Problem: Output the material below in full, exactly as it is.

Provided records:
━━━━━━━━

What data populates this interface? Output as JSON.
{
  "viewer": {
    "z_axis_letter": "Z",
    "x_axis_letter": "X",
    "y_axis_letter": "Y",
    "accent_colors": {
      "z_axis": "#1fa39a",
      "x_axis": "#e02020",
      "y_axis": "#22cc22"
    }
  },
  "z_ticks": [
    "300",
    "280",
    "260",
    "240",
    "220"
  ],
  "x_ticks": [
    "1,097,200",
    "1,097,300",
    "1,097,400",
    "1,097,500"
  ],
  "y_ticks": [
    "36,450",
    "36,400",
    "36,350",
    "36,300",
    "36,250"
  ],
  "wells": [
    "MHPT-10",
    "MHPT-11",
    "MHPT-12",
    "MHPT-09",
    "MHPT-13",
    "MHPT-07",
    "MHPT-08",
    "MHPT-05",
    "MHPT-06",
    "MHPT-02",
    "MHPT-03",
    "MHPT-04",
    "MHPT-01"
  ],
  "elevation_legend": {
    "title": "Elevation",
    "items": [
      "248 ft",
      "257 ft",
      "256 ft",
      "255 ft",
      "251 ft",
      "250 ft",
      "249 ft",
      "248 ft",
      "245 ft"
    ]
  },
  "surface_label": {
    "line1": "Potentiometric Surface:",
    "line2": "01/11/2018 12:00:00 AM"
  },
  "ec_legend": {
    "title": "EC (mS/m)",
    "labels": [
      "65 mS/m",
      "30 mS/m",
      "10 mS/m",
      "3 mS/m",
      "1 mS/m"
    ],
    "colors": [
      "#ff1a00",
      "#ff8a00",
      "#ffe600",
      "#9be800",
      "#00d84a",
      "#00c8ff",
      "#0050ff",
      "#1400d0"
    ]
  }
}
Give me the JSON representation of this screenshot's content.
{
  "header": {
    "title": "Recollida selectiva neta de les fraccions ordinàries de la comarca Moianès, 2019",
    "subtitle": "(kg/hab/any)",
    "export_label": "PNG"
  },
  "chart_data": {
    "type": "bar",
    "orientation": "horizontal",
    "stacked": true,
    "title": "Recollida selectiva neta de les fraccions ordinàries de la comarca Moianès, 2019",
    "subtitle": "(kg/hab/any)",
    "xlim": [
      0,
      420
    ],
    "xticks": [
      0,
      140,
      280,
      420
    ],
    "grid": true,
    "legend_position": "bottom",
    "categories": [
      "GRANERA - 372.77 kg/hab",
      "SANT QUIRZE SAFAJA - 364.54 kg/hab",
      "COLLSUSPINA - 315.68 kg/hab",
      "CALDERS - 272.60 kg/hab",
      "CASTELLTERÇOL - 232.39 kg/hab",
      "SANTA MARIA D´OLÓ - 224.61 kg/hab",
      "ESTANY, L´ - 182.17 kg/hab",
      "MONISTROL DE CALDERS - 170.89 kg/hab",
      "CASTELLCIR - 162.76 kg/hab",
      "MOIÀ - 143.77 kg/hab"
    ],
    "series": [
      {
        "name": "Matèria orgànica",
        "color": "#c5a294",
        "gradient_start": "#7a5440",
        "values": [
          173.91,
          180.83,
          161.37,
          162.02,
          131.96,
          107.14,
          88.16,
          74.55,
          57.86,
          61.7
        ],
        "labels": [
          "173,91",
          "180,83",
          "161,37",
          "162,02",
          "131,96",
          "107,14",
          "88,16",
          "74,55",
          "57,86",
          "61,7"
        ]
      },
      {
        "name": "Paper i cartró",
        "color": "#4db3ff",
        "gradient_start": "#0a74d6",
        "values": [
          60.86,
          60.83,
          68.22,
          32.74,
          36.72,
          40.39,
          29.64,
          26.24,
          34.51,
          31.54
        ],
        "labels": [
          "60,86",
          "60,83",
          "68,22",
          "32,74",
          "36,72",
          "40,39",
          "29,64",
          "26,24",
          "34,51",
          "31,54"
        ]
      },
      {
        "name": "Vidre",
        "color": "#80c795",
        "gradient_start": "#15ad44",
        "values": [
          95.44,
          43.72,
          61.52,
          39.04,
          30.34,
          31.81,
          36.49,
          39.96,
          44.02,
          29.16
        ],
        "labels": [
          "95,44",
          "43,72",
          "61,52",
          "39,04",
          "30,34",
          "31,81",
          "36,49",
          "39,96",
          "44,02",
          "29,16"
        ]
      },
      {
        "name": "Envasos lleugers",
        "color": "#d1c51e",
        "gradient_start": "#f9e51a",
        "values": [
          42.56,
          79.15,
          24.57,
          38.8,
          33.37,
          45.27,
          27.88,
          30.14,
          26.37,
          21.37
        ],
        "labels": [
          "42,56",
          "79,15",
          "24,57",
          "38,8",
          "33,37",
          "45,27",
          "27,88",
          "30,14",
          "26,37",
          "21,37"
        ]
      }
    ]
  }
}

━━━━━━━━

Result of this exercise:
What data populates this interface? Output as JSON.
{
  "viewer": {
    "z_axis_letter": "Z",
    "x_axis_letter": "X",
    "y_axis_letter": "Y",
    "accent_colors": {
      "z_axis": "#1fa39a",
      "x_axis": "#e02020",
      "y_axis": "#22cc22"
    }
  },
  "z_ticks": [
    "300",
    "280",
    "260",
    "240",
    "220"
  ],
  "x_ticks": [
    "1,097,200",
    "1,097,300",
    "1,097,400",
    "1,097,500"
  ],
  "y_ticks": [
    "36,450",
    "36,400",
    "36,350",
    "36,300",
    "36,250"
  ],
  "wells": [
    "MHPT-10",
    "MHPT-11",
    "MHPT-12",
    "MHPT-09",
    "MHPT-13",
    "MHPT-07",
    "MHPT-08",
    "MHPT-05",
    "MHPT-06",
    "MHPT-02",
    "MHPT-03",
    "MHPT-04",
    "MHPT-01"
  ],
  "elevation_legend": {
    "title": "Elevation",
    "items": [
      "248 ft",
      "257 ft",
      "256 ft",
      "255 ft",
      "251 ft",
      "250 ft",
      "249 ft",
      "248 ft",
      "245 ft"
    ]
  },
  "surface_label": {
    "line1": "Potentiometric Surface:",
    "line2": "01/11/2018 12:00:00 AM"
  },
  "ec_legend": {
    "title": "EC (mS/m)",
    "labels": [
      "65 mS/m",
      "30 mS/m",
      "10 mS/m",
      "3 mS/m",
      "1 mS/m"
    ],
    "colors": [
      "#ff1a00",
      "#ff8a00",
      "#ffe600",
      "#9be800",
      "#00d84a",
      "#00c8ff",
      "#0050ff",
      "#1400d0"
    ]
  }
}
Give me the JSON representation of this screenshot's content.
{
  "header": {
    "title": "Recollida selectiva neta de les fraccions ordinàries de la comarca Moianès, 2019",
    "subtitle": "(kg/hab/any)",
    "export_label": "PNG"
  },
  "chart_data": {
    "type": "bar",
    "orientation": "horizontal",
    "stacked": true,
    "title": "Recollida selectiva neta de les fraccions ordinàries de la comarca Moianès, 2019",
    "subtitle": "(kg/hab/any)",
    "xlim": [
      0,
      420
    ],
    "xticks": [
      0,
      140,
      280,
      420
    ],
    "grid": true,
    "legend_position": "bottom",
    "categories": [
      "GRANERA - 372.77 kg/hab",
      "SANT QUIRZE SAFAJA - 364.54 kg/hab",
      "COLLSUSPINA - 315.68 kg/hab",
      "CALDERS - 272.60 kg/hab",
      "CASTELLTERÇOL - 232.39 kg/hab",
      "SANTA MARIA D´OLÓ - 224.61 kg/hab",
      "ESTANY, L´ - 182.17 kg/hab",
      "MONISTROL DE CALDERS - 170.89 kg/hab",
      "CASTELLCIR - 162.76 kg/hab",
      "MOIÀ - 143.77 kg/hab"
    ],
    "series": [
      {
        "name": "Matèria orgànica",
        "color": "#c5a294",
        "gradient_start": "#7a5440",
        "values": [
          173.91,
          180.83,
          161.37,
          162.02,
          131.96,
          107.14,
          88.16,
          74.55,
          57.86,
          61.7
        ],
        "labels": [
          "173,91",
          "180,83",
          "161,37",
          "162,02",
          "131,96",
          "107,14",
          "88,16",
          "74,55",
          "57,86",
          "61,7"
        ]
      },
      {
        "name": "Paper i cartró",
        "color": "#4db3ff",
        "gradient_start": "#0a74d6",
        "values": [
          60.86,
          60.83,
          68.22,
          32.74,
          36.72,
          40.39,
          29.64,
          26.24,
          34.51,
          31.54
        ],
        "labels": [
          "60,86",
          "60,83",
          "68,22",
          "32,74",
          "36,72",
          "40,39",
          "29,64",
          "26,24",
          "34,51",
          "31,54"
        ]
      },
      {
        "name": "Vidre",
        "color": "#80c795",
        "gradient_start": "#15ad44",
        "values": [
          95.44,
          43.72,
          61.52,
          39.04,
          30.34,
          31.81,
          36.49,
          39.96,
          44.02,
          29.16
        ],
        "labels": [
          "95,44",
          "43,72",
          "61,52",
          "39,04",
          "30,34",
          "31,81",
          "36,49",
          "39,96",
          "44,02",
          "29,16"
        ]
      },
      {
        "name": "Envasos lleugers",
        "color": "#d1c51e",
        "gradient_start": "#f9e51a",
        "values": [
          42.56,
          79.15,
          24.57,
          38.8,
          33.37,
          45.27,
          27.88,
          30.14,
          26.37,
          21.37
        ],
        "labels": [
          "42,56",
          "79,15",
          "24,57",
          "38,8",
          "33,37",
          "45,27",
          "27,88",
          "30,14",
          "26,37",
          "21,37"
        ]
      }
    ]
  }
}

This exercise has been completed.